>> BEGIN

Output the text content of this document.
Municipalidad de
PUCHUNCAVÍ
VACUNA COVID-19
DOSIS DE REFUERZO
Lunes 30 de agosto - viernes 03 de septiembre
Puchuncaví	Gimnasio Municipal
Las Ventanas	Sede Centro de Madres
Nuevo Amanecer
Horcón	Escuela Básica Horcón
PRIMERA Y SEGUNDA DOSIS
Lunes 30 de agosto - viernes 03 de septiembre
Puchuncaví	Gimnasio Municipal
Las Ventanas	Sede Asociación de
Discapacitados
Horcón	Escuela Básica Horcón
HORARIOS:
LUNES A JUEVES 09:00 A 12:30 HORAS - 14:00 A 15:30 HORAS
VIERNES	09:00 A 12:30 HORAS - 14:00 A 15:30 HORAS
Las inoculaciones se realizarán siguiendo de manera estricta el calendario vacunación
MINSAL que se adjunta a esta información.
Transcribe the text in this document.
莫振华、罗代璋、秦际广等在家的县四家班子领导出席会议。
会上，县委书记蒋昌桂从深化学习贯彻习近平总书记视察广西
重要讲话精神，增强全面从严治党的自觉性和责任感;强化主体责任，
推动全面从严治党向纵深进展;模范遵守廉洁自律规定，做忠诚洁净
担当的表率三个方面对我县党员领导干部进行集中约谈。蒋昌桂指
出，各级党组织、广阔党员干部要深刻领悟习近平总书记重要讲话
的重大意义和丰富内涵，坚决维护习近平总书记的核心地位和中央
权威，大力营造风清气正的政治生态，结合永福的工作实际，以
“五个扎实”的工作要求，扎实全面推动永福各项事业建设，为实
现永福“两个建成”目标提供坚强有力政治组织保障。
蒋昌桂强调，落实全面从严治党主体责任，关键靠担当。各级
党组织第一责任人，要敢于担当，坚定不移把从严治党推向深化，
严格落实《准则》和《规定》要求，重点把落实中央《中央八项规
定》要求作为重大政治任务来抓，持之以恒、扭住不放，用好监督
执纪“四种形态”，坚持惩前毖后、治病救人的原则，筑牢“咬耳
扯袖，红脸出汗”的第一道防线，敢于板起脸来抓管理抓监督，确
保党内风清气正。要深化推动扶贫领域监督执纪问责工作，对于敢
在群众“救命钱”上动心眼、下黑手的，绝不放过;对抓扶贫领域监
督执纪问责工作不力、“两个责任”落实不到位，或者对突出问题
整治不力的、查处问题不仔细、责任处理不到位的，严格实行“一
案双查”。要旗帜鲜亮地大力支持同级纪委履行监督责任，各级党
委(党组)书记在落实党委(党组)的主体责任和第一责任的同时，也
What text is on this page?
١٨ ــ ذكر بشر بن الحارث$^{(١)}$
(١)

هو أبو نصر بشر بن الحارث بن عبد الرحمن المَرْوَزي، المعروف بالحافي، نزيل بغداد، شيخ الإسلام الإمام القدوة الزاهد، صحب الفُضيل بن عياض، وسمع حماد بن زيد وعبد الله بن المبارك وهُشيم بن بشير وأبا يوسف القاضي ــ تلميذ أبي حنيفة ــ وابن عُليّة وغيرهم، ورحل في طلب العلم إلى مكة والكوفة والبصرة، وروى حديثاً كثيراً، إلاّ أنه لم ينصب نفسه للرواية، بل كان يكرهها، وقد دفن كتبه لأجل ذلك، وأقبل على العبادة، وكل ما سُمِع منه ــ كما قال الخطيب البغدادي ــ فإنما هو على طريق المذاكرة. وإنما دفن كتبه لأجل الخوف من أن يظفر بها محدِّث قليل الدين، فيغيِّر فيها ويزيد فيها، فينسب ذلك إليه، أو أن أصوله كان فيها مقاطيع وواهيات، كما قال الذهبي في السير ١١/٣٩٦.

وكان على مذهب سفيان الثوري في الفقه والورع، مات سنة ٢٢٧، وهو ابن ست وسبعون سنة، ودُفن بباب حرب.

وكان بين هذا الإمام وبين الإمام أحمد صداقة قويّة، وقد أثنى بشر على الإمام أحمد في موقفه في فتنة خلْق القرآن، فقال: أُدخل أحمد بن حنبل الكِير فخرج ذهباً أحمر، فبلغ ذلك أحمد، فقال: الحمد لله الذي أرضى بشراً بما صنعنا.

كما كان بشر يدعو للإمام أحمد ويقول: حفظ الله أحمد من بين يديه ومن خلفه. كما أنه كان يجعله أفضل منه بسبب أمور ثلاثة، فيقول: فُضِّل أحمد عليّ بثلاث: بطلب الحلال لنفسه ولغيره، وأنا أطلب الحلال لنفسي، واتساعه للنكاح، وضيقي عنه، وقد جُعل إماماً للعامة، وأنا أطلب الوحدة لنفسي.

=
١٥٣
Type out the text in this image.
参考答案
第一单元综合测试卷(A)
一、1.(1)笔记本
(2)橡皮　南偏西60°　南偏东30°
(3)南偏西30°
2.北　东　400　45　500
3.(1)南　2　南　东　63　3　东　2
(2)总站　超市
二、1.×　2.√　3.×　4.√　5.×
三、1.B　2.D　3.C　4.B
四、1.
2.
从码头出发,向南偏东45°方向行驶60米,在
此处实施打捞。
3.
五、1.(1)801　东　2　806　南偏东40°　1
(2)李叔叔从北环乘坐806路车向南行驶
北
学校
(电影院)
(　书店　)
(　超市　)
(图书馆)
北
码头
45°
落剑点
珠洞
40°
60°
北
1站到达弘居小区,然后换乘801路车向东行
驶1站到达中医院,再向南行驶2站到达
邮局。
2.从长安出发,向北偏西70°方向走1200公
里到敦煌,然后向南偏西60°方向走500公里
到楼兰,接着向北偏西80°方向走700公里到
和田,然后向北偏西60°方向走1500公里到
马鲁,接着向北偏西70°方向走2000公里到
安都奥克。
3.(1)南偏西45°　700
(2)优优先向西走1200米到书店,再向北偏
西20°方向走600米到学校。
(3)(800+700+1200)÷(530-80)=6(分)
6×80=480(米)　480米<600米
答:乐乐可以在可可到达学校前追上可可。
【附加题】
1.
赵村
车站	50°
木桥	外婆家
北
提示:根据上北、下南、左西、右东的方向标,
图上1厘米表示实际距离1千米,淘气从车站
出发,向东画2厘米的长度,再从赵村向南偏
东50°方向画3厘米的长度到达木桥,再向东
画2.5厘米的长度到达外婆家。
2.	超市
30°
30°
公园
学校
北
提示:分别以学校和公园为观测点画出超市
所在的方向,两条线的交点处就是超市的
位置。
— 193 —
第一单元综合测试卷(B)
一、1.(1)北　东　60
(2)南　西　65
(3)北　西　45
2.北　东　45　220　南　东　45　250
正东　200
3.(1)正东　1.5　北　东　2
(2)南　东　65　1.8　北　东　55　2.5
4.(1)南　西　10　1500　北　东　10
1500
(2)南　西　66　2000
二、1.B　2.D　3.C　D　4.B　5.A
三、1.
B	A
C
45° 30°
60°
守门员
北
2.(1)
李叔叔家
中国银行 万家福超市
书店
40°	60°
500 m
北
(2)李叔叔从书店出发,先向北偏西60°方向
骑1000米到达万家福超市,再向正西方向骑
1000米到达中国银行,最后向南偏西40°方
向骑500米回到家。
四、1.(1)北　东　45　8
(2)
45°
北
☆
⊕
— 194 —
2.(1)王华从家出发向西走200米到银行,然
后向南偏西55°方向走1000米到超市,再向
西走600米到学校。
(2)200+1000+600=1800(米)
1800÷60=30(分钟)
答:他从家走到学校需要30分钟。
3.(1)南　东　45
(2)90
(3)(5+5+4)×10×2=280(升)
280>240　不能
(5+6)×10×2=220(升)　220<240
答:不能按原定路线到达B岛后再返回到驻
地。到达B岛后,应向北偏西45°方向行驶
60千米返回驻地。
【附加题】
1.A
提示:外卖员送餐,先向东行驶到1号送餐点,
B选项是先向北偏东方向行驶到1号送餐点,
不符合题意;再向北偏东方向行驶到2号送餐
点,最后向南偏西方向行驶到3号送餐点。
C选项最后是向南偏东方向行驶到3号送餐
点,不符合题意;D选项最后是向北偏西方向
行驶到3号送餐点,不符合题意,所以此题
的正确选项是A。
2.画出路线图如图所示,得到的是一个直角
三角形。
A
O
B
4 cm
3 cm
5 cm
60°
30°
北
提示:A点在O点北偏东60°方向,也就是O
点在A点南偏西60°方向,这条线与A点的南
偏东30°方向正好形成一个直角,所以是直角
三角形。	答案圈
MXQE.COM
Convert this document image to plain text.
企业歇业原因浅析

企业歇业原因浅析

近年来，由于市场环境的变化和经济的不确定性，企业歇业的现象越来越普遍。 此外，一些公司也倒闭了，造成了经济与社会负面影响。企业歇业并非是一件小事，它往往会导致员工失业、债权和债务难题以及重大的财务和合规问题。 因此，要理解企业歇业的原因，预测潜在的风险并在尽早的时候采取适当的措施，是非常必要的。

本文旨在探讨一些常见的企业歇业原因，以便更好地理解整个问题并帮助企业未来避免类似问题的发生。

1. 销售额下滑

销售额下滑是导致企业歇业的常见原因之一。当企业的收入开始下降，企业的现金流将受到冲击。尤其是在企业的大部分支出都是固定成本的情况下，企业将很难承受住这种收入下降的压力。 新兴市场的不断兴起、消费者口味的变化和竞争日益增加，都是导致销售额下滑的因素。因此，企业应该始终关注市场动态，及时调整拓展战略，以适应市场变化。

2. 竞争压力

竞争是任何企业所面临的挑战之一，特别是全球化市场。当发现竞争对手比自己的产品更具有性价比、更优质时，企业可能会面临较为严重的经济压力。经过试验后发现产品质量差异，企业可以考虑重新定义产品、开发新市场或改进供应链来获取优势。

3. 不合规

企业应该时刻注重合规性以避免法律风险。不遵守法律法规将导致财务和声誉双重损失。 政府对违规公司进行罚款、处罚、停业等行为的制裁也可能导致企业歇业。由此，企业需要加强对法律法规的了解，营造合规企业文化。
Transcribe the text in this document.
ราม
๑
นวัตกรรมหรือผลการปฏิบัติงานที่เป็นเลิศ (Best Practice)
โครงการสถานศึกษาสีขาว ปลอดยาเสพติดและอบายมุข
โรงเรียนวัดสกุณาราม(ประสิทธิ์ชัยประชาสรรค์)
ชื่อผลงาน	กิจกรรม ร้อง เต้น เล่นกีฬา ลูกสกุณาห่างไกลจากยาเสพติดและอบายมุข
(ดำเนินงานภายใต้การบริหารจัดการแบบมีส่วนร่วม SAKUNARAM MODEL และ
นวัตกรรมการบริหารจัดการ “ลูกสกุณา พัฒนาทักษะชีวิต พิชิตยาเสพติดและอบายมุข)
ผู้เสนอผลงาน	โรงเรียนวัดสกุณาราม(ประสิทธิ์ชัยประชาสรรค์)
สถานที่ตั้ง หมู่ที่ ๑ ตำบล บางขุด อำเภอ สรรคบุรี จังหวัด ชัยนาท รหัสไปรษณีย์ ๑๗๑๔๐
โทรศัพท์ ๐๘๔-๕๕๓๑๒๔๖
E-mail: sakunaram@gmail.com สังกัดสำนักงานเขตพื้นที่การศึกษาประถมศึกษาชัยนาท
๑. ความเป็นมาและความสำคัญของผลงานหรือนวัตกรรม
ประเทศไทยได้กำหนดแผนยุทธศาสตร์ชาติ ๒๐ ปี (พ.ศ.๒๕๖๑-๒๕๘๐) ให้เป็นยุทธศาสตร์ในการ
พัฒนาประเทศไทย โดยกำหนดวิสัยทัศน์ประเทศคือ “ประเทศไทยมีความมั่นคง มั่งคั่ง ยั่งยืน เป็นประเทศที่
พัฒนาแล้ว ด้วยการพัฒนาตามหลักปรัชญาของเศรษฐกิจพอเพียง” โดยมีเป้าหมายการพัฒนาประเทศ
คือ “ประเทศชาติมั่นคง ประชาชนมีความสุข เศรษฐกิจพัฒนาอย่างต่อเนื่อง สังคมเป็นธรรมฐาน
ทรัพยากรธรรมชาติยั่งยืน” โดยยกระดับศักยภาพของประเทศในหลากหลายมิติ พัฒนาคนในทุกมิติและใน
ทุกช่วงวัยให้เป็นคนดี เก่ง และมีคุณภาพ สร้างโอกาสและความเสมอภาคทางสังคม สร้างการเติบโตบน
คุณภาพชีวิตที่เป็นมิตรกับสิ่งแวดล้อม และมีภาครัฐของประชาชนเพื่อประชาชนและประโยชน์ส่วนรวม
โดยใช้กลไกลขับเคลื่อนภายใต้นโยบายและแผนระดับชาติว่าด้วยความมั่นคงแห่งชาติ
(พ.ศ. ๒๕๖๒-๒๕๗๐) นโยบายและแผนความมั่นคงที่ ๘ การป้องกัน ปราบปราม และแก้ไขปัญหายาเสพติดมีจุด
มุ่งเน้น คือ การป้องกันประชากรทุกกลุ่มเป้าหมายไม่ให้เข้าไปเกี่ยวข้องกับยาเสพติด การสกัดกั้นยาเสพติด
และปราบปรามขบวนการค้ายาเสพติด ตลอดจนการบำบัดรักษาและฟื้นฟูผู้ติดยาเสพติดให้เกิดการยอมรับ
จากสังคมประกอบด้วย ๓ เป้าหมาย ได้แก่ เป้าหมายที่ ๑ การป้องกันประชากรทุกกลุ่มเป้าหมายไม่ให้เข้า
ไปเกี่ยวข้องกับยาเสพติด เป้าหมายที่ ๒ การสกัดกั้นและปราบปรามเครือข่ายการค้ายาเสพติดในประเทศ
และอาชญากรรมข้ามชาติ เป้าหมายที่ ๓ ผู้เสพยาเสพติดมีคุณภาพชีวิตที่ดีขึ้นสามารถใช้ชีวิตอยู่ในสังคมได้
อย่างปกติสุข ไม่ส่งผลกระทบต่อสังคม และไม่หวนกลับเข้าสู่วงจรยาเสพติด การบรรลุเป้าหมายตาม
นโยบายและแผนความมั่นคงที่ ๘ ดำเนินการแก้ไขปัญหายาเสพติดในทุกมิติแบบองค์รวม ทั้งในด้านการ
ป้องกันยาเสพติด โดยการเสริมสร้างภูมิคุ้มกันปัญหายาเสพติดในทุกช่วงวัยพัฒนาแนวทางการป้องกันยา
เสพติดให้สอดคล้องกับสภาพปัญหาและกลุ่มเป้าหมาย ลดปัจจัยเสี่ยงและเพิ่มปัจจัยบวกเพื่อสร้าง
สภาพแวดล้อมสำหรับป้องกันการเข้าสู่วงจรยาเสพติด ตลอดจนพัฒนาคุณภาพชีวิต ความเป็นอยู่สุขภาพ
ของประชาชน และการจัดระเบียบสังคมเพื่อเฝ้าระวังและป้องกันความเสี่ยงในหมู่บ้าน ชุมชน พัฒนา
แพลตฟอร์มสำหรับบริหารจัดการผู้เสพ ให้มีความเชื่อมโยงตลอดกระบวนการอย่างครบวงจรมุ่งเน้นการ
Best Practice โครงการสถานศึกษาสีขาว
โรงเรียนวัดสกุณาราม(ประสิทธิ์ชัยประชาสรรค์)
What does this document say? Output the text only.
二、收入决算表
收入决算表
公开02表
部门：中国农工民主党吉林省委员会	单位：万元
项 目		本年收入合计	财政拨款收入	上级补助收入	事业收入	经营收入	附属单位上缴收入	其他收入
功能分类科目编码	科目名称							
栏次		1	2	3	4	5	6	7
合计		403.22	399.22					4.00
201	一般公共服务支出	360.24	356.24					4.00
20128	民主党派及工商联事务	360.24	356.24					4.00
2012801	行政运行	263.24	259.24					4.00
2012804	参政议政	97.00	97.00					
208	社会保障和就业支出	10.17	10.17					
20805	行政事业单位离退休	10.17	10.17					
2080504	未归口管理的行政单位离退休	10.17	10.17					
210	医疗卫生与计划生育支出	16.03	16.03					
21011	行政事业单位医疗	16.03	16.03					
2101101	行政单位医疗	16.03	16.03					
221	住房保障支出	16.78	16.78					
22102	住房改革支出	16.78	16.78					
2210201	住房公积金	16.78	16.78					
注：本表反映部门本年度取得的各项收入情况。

>> END

WHAT TO PRODUCE — Search the data above for the word "الحارث", then gather each line in which it appears.

TASK OUTPUT —
١٨ ــ ذكر بشر بن الحارث$^{(١)}$
هو أبو نصر بشر بن الحارث بن عبد الرحمن المَرْوَزي، المعروف بالحافي، نزيل بغداد، شيخ الإسلام الإمام القدوة الزاهد، صحب الفُضيل بن عياض، وسمع حماد بن زيد وعبد الله بن المبارك وهُشيم بن بشير وأبا يوسف القاضي ــ تلميذ أبي حنيفة ــ وابن عُليّة وغيرهم، ورحل في طلب العلم إلى مكة والكوفة والبصرة، وروى حديثاً كثيراً، إلاّ أنه لم ينصب نفسه للرواية، بل كان يكرهها، وقد دفن كتبه لأجل ذلك، وأقبل على العبادة، وكل ما سُمِع منه ــ كما قال الخطيب البغدادي ــ فإنما هو على طريق المذاكرة. وإنما دفن كتبه لأجل الخوف من أن يظفر بها محدِّث قليل الدين، فيغيِّر فيها ويزيد فيها، فينسب ذلك إليه، أو أن أصوله كان فيها مقاطيع وواهيات، كما قال الذهبي في السير ١١/٣٩٦.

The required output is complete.